## Dataset:
╔══
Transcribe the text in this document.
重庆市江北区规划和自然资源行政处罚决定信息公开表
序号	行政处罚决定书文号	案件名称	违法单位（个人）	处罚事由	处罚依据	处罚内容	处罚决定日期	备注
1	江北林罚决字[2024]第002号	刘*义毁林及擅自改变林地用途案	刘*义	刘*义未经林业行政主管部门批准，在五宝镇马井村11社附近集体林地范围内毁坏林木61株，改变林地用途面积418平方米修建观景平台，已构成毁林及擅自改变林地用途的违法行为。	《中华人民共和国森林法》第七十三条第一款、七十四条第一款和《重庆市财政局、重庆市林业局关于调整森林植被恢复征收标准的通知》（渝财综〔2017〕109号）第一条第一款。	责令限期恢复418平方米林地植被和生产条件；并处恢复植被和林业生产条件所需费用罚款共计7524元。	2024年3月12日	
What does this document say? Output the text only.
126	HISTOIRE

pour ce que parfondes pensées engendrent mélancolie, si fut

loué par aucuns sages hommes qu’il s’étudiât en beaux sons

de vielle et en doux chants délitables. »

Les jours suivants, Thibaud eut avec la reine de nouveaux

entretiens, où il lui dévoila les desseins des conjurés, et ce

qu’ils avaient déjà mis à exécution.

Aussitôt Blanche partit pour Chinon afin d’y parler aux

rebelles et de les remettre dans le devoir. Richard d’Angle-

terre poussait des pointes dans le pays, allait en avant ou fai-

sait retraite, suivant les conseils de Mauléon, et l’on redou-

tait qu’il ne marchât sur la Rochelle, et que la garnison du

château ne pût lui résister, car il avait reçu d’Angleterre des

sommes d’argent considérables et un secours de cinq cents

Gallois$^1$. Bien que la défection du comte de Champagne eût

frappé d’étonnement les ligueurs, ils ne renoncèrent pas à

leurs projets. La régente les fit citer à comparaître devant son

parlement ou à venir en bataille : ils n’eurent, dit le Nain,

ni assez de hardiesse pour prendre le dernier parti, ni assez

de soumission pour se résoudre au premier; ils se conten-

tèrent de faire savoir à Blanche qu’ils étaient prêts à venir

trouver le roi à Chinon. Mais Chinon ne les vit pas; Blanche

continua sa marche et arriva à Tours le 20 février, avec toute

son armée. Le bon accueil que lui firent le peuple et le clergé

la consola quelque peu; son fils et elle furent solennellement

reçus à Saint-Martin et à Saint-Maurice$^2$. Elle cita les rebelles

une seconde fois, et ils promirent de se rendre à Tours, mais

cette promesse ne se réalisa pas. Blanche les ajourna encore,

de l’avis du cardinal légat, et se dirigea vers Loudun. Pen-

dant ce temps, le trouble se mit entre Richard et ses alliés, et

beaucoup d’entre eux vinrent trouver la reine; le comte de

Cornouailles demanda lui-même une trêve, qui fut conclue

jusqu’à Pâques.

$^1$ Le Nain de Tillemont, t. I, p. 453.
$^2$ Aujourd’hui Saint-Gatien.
╚══
## Instruction:
In the entries above, identify every line with the string "reine".

## Written answer:
Les jours suivants, Thibaud eut avec la reine de nouveaux
beaucoup d’entre eux vinrent trouver la reine; le comte de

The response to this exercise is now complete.